Excerpts from a figure dataset -
>> start
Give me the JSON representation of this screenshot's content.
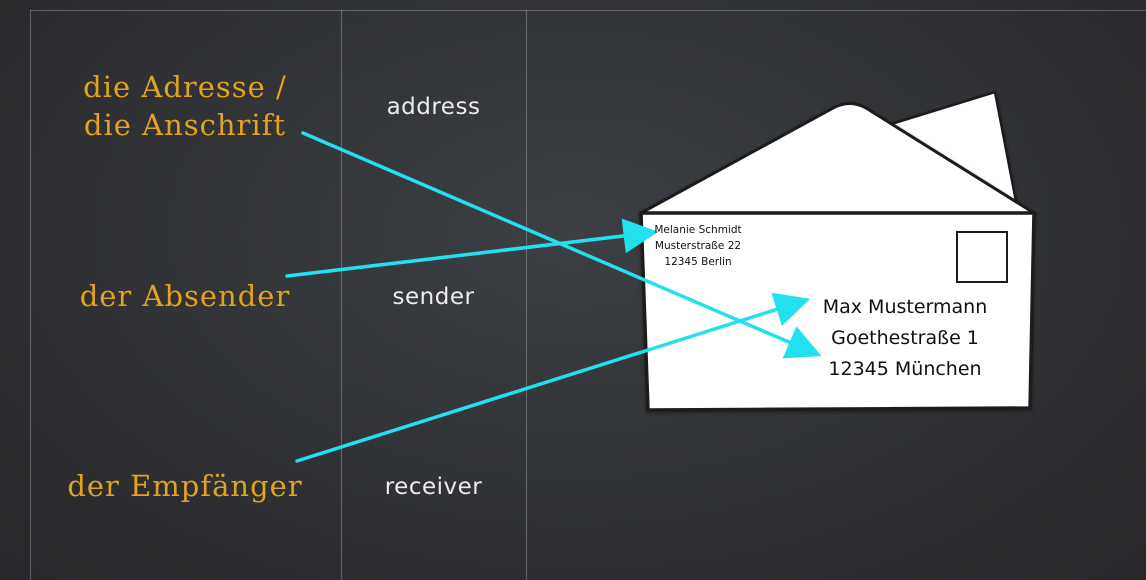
{
  "vocab": {
    "address_de_line1": "die Adresse /",
    "address_de_line2": "die Anschrift",
    "address_en": "address",
    "sender_de": "der Absender",
    "sender_en": "sender",
    "receiver_de": "der Empfänger",
    "receiver_en": "receiver"
  },
  "envelope": {
    "sender_address": {
      "name": "Melanie Schmidt",
      "street": "Musterstraße 22",
      "city": "12345 Berlin"
    },
    "receiver_address": {
      "name": "Max Mustermann",
      "street": "Goethestraße 1",
      "city": "12345 München"
    }
  },
  "colors": {
    "background": "#2e3033",
    "german_text": "#e3a21f",
    "english_text": "#ececec",
    "arrow": "#22e0ee",
    "envelope": "#ffffff"
  }
}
>> end
Description of the task - Scan the entries above for the word "street" and collect each line holding it.

Result of this task -
      "street": "Musterstraße 22",
      "street": "Goethestraße 1",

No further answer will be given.